## TASK GOAL:
With the images removed, repeat the data below exactly.
==== INFORMATION SHOWN
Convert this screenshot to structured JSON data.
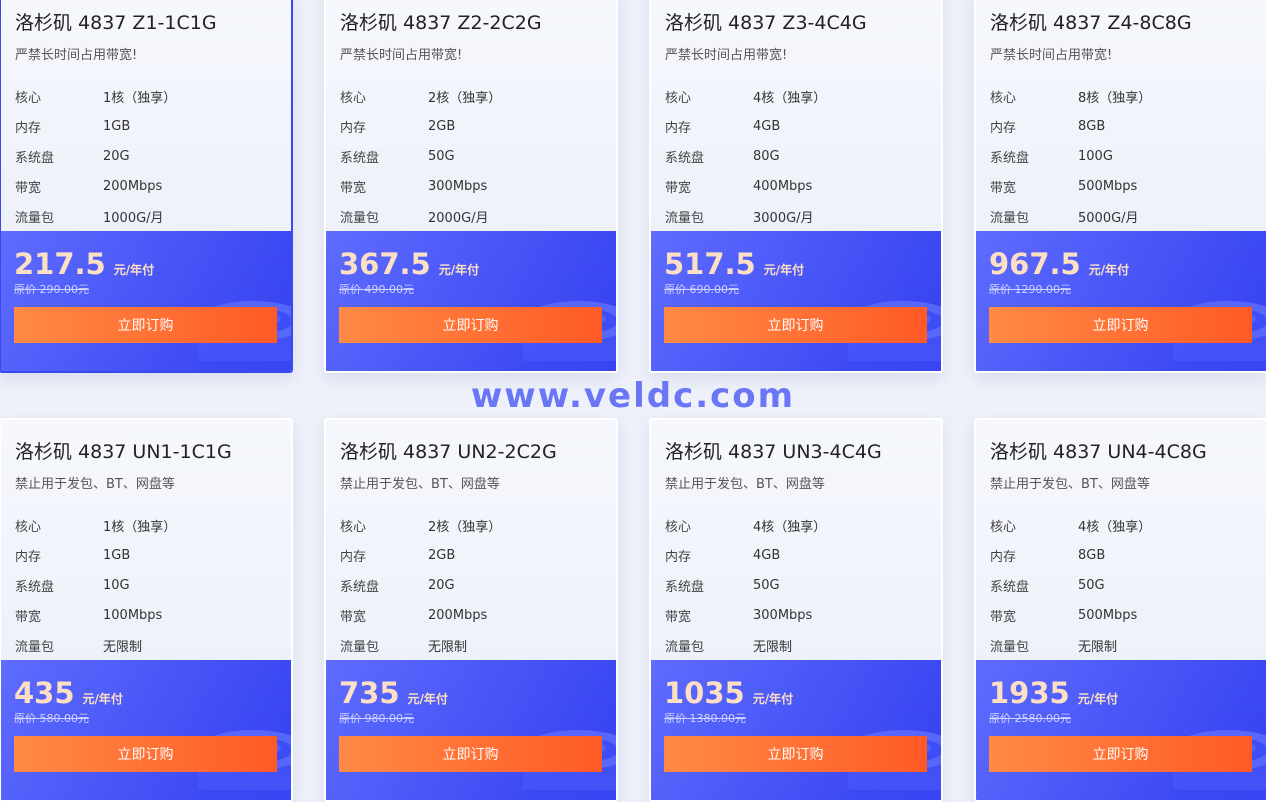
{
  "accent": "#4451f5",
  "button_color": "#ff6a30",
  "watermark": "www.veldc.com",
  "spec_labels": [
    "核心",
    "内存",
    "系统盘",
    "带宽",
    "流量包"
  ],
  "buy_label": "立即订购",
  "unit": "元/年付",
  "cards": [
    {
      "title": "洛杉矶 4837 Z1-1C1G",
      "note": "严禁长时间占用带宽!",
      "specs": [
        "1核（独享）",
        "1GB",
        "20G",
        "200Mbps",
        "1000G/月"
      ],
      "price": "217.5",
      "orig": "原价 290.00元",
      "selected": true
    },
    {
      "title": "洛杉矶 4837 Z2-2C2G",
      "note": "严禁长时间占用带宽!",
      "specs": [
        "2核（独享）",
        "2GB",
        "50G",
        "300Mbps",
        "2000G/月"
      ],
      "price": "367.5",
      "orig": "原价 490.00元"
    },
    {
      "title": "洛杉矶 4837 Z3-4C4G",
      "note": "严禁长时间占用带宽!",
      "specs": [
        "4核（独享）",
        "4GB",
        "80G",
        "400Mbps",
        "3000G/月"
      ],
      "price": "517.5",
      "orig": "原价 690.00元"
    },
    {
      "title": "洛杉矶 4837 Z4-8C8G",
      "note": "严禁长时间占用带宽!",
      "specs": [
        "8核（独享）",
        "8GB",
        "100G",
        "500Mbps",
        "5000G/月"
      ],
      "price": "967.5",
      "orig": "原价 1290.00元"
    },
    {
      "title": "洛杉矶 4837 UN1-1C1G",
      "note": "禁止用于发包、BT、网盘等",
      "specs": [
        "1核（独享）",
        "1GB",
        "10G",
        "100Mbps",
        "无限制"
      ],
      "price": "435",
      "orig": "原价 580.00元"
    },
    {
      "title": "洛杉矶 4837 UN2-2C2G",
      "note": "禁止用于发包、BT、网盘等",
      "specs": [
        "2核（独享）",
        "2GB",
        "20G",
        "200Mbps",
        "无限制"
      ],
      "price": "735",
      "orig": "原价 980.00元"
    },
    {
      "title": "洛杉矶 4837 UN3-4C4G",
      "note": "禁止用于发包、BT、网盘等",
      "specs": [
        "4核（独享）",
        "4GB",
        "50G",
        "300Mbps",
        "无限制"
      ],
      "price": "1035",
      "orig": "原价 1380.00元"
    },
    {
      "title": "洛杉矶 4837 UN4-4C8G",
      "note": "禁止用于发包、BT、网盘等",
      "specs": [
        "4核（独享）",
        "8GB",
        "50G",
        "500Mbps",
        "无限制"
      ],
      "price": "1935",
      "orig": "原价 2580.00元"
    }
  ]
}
========
## REPLY TO THE TASK:
Convert this screenshot to structured JSON data.
{
  "accent": "#4451f5",
  "button_color": "#ff6a30",
  "watermark": "www.veldc.com",
  "spec_labels": [
    "核心",
    "内存",
    "系统盘",
    "带宽",
    "流量包"
  ],
  "buy_label": "立即订购",
  "unit": "元/年付",
  "cards": [
    {
      "title": "洛杉矶 4837 Z1-1C1G",
      "note": "严禁长时间占用带宽!",
      "specs": [
        "1核（独享）",
        "1GB",
        "20G",
        "200Mbps",
        "1000G/月"
      ],
      "price": "217.5",
      "orig": "原价 290.00元",
      "selected": true
    },
    {
      "title": "洛杉矶 4837 Z2-2C2G",
      "note": "严禁长时间占用带宽!",
      "specs": [
        "2核（独享）",
        "2GB",
        "50G",
        "300Mbps",
        "2000G/月"
      ],
      "price": "367.5",
      "orig": "原价 490.00元"
    },
    {
      "title": "洛杉矶 4837 Z3-4C4G",
      "note": "严禁长时间占用带宽!",
      "specs": [
        "4核（独享）",
        "4GB",
        "80G",
        "400Mbps",
        "3000G/月"
      ],
      "price": "517.5",
      "orig": "原价 690.00元"
    },
    {
      "title": "洛杉矶 4837 Z4-8C8G",
      "note": "严禁长时间占用带宽!",
      "specs": [
        "8核（独享）",
        "8GB",
        "100G",
        "500Mbps",
        "5000G/月"
      ],
      "price": "967.5",
      "orig": "原价 1290.00元"
    },
    {
      "title": "洛杉矶 4837 UN1-1C1G",
      "note": "禁止用于发包、BT、网盘等",
      "specs": [
        "1核（独享）",
        "1GB",
        "10G",
        "100Mbps",
        "无限制"
      ],
      "price": "435",
      "orig": "原价 580.00元"
    },
    {
      "title": "洛杉矶 4837 UN2-2C2G",
      "note": "禁止用于发包、BT、网盘等",
      "specs": [
        "2核（独享）",
        "2GB",
        "20G",
        "200Mbps",
        "无限制"
      ],
      "price": "735",
      "orig": "原价 980.00元"
    },
    {
      "title": "洛杉矶 4837 UN3-4C4G",
      "note": "禁止用于发包、BT、网盘等",
      "specs": [
        "4核（独享）",
        "4GB",
        "50G",
        "300Mbps",
        "无限制"
      ],
      "price": "1035",
      "orig": "原价 1380.00元"
    },
    {
      "title": "洛杉矶 4837 UN4-4C8G",
      "note": "禁止用于发包、BT、网盘等",
      "specs": [
        "4核（独享）",
        "8GB",
        "50G",
        "500Mbps",
        "无限制"
      ],
      "price": "1935",
      "orig": "原价 2580.00元"
    }
  ]
}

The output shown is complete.